Figure record extracts:
-------

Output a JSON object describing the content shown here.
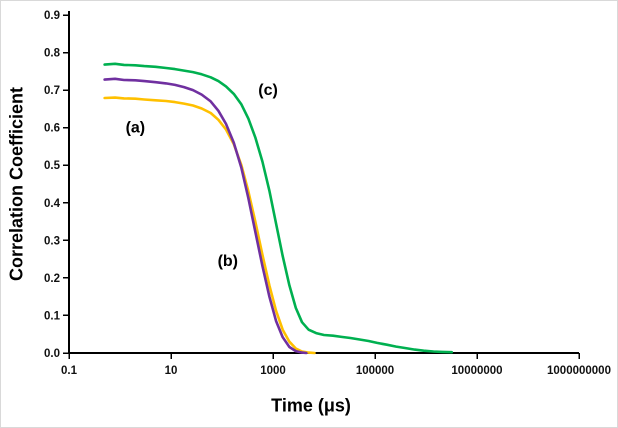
{
  "chart_data": {
    "type": "line",
    "title": "",
    "xlabel": "Time (μs)",
    "ylabel": "Correlation Coefficient",
    "x_scale": "log",
    "xlim": [
      0.1,
      1000000000
    ],
    "ylim": [
      0,
      0.9
    ],
    "grid": false,
    "legend": "none",
    "axis_color": "#000000",
    "x_ticks": [
      {
        "value": 0.1,
        "label": "0.1"
      },
      {
        "value": 10,
        "label": "10"
      },
      {
        "value": 1000,
        "label": "1000"
      },
      {
        "value": 100000,
        "label": "100000"
      },
      {
        "value": 10000000,
        "label": "10000000"
      },
      {
        "value": 1000000000,
        "label": "1000000000"
      }
    ],
    "y_ticks": [
      {
        "value": 0.0,
        "label": "0.0"
      },
      {
        "value": 0.1,
        "label": "0.1"
      },
      {
        "value": 0.2,
        "label": "0.2"
      },
      {
        "value": 0.3,
        "label": "0.3"
      },
      {
        "value": 0.4,
        "label": "0.4"
      },
      {
        "value": 0.5,
        "label": "0.5"
      },
      {
        "value": 0.6,
        "label": "0.6"
      },
      {
        "value": 0.7,
        "label": "0.7"
      },
      {
        "value": 0.8,
        "label": "0.8"
      },
      {
        "value": 0.9,
        "label": "0.9"
      }
    ],
    "series": [
      {
        "id": "a",
        "name": "(a)",
        "color": "#FFC000",
        "points": [
          [
            0.5,
            0.679
          ],
          [
            0.8,
            0.68
          ],
          [
            1.2,
            0.678
          ],
          [
            2,
            0.677
          ],
          [
            3,
            0.675
          ],
          [
            5,
            0.673
          ],
          [
            8,
            0.671
          ],
          [
            12,
            0.668
          ],
          [
            18,
            0.664
          ],
          [
            27,
            0.659
          ],
          [
            40,
            0.651
          ],
          [
            60,
            0.639
          ],
          [
            85,
            0.621
          ],
          [
            120,
            0.595
          ],
          [
            170,
            0.556
          ],
          [
            240,
            0.5
          ],
          [
            330,
            0.43
          ],
          [
            450,
            0.35
          ],
          [
            620,
            0.262
          ],
          [
            850,
            0.18
          ],
          [
            1150,
            0.112
          ],
          [
            1550,
            0.062
          ],
          [
            2100,
            0.03
          ],
          [
            2800,
            0.012
          ],
          [
            3700,
            0.004
          ],
          [
            5000,
            0.001
          ],
          [
            6500,
            0
          ]
        ]
      },
      {
        "id": "b",
        "name": "(b)",
        "color": "#7030A0",
        "points": [
          [
            0.5,
            0.728
          ],
          [
            0.8,
            0.73
          ],
          [
            1.2,
            0.727
          ],
          [
            2,
            0.726
          ],
          [
            3,
            0.724
          ],
          [
            5,
            0.721
          ],
          [
            8,
            0.718
          ],
          [
            12,
            0.714
          ],
          [
            18,
            0.708
          ],
          [
            27,
            0.7
          ],
          [
            40,
            0.688
          ],
          [
            60,
            0.67
          ],
          [
            85,
            0.645
          ],
          [
            120,
            0.61
          ],
          [
            170,
            0.56
          ],
          [
            240,
            0.493
          ],
          [
            330,
            0.412
          ],
          [
            450,
            0.323
          ],
          [
            620,
            0.232
          ],
          [
            850,
            0.15
          ],
          [
            1150,
            0.085
          ],
          [
            1550,
            0.042
          ],
          [
            2100,
            0.016
          ],
          [
            2800,
            0.005
          ],
          [
            3700,
            0.001
          ],
          [
            4500,
            0
          ]
        ]
      },
      {
        "id": "c",
        "name": "(c)",
        "color": "#00B050",
        "points": [
          [
            0.5,
            0.768
          ],
          [
            0.8,
            0.77
          ],
          [
            1.2,
            0.767
          ],
          [
            2,
            0.766
          ],
          [
            3,
            0.764
          ],
          [
            5,
            0.762
          ],
          [
            8,
            0.759
          ],
          [
            12,
            0.756
          ],
          [
            18,
            0.752
          ],
          [
            27,
            0.748
          ],
          [
            40,
            0.742
          ],
          [
            60,
            0.734
          ],
          [
            85,
            0.724
          ],
          [
            120,
            0.71
          ],
          [
            170,
            0.69
          ],
          [
            240,
            0.662
          ],
          [
            330,
            0.624
          ],
          [
            450,
            0.574
          ],
          [
            620,
            0.51
          ],
          [
            850,
            0.432
          ],
          [
            1150,
            0.344
          ],
          [
            1550,
            0.258
          ],
          [
            2100,
            0.18
          ],
          [
            2800,
            0.12
          ],
          [
            3700,
            0.082
          ],
          [
            5000,
            0.062
          ],
          [
            7000,
            0.053
          ],
          [
            10000,
            0.048
          ],
          [
            15000,
            0.046
          ],
          [
            22000,
            0.043
          ],
          [
            33000,
            0.04
          ],
          [
            50000,
            0.036
          ],
          [
            75000,
            0.032
          ],
          [
            110000,
            0.027
          ],
          [
            170000,
            0.022
          ],
          [
            260000,
            0.017
          ],
          [
            400000,
            0.013
          ],
          [
            600000,
            0.009
          ],
          [
            900000,
            0.006
          ],
          [
            1400000,
            0.004
          ],
          [
            2100000,
            0.003
          ],
          [
            3200000,
            0.002
          ]
        ]
      }
    ],
    "annotations": [
      {
        "id": "a",
        "text": "(a)",
        "x": 2,
        "y": 0.6
      },
      {
        "id": "b",
        "text": "(b)",
        "x": 130,
        "y": 0.245
      },
      {
        "id": "c",
        "text": "(c)",
        "x": 800,
        "y": 0.7
      }
    ]
  }
}
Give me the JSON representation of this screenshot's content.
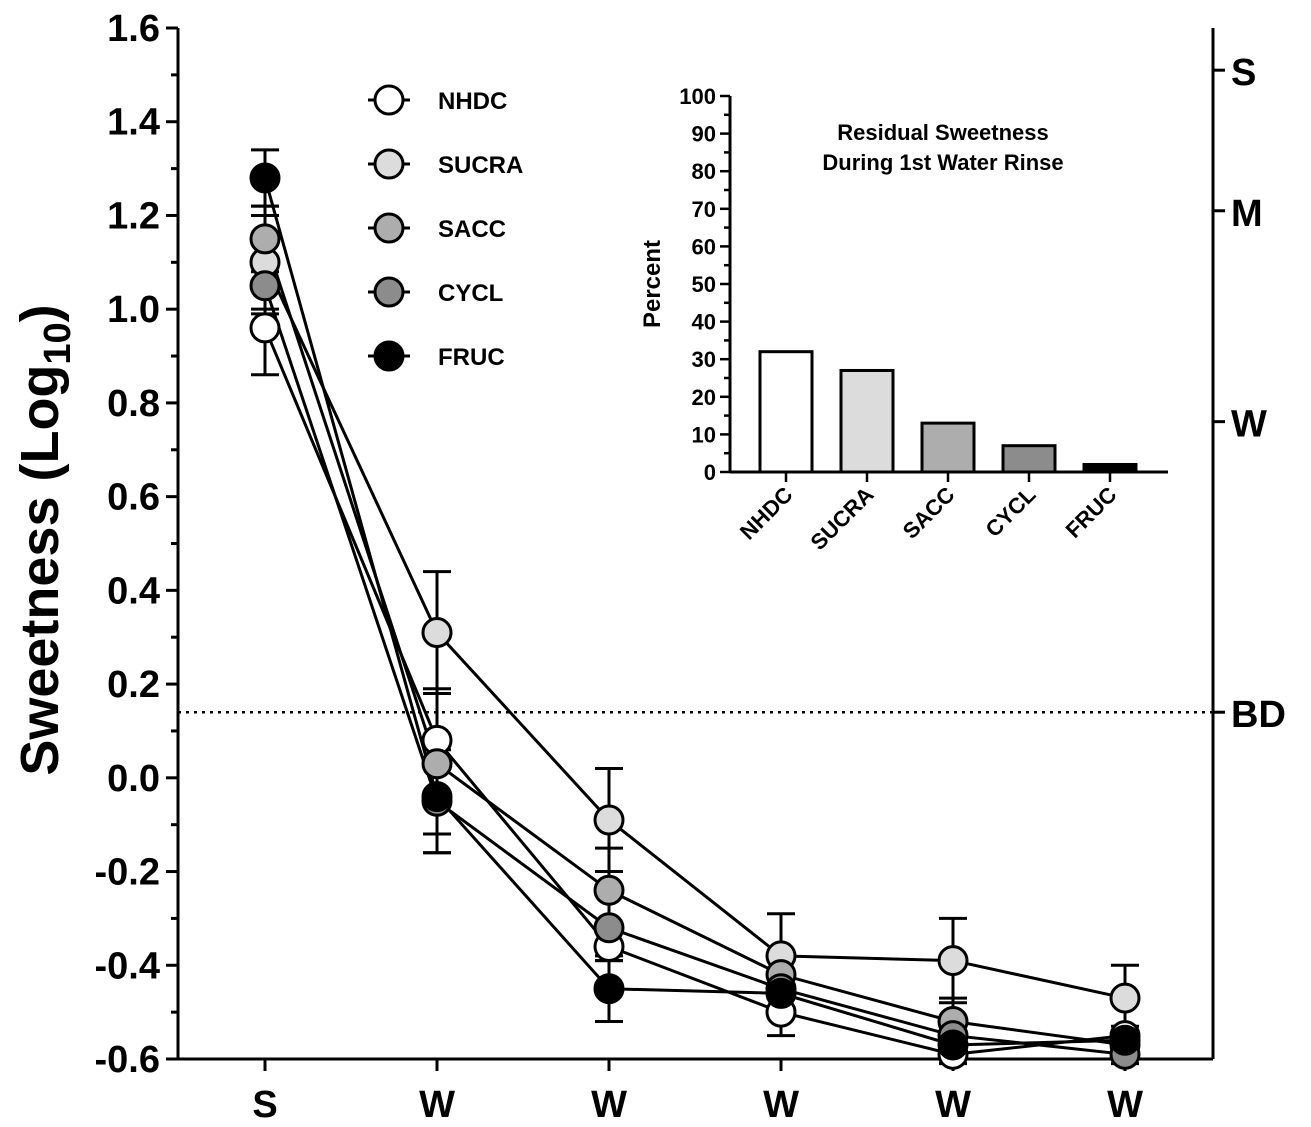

-------

### [Your instructions]
Every line above that contains the word "content" should be reported.

### [Completed task]
Output a JSON object describing the content shown here.
Give me the JSON representation of this screenshot's content.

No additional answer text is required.